— Start —

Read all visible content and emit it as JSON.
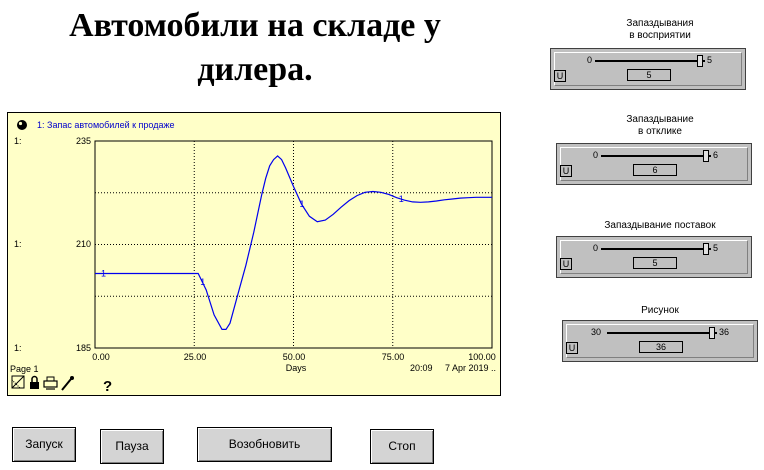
{
  "title_line1": "Автомобили на складе у",
  "title_line2": "дилера.",
  "graph": {
    "series_label": "1: Запас автомобилей к продаже",
    "y_axis_markers": [
      "1:",
      "1:",
      "1:"
    ],
    "y_ticks": [
      "235",
      "210",
      "185"
    ],
    "x_ticks": [
      "0.00",
      "25.00",
      "50.00",
      "75.00",
      "100.00"
    ],
    "x_label": "Days",
    "page": "Page 1",
    "time": "20:09",
    "date": "7 Apr 2019 ..",
    "help": "?",
    "series_marker": "1"
  },
  "chart_data": {
    "type": "line",
    "title": "1: Запас автомобилей к продаже",
    "xlabel": "Days",
    "ylabel": "",
    "xlim": [
      0,
      100
    ],
    "ylim": [
      185,
      235
    ],
    "grid": true,
    "series": [
      {
        "name": "1: Запас автомобилей к продаже",
        "x": [
          0,
          10,
          20,
          25,
          26,
          27,
          28,
          30,
          32,
          33,
          34,
          36,
          38,
          40,
          42,
          43,
          44,
          45,
          46,
          47,
          48,
          50,
          52,
          54,
          56,
          58,
          60,
          62,
          64,
          66,
          68,
          70,
          72,
          74,
          76,
          78,
          80,
          82,
          84,
          86,
          88,
          90,
          92,
          94,
          96,
          98,
          100
        ],
        "y": [
          203,
          203,
          203,
          203,
          203,
          201,
          199,
          193,
          189.5,
          189.5,
          191,
          198,
          205,
          213,
          222,
          226,
          229,
          230.5,
          231.4,
          230.5,
          228.5,
          224,
          219.8,
          216.8,
          215.5,
          215.9,
          217.3,
          219,
          220.6,
          221.8,
          222.6,
          222.8,
          222.6,
          222.1,
          221.3,
          220.7,
          220.3,
          220.2,
          220.3,
          220.5,
          220.8,
          221.0,
          221.2,
          221.3,
          221.4,
          221.4,
          221.4
        ]
      }
    ]
  },
  "sliders": [
    {
      "label": "Запаздывания\nв восприятии",
      "min": "0",
      "max": "5",
      "value": "5",
      "u": "U"
    },
    {
      "label": "Запаздывание\nв отклике",
      "min": "0",
      "max": "6",
      "value": "6",
      "u": "U"
    },
    {
      "label": "Запаздывание поставок",
      "min": "0",
      "max": "5",
      "value": "5",
      "u": "U"
    },
    {
      "label": "Рисунок",
      "min": "30",
      "max": "36",
      "value": "36",
      "u": "U"
    }
  ],
  "buttons": {
    "run": "Запуск",
    "pause": "Пауза",
    "resume": "Возобновить",
    "stop": "Стоп"
  }
}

— End —

How many lines in these records hold the string "Запас"? Reply with the number alone.

(Response):
3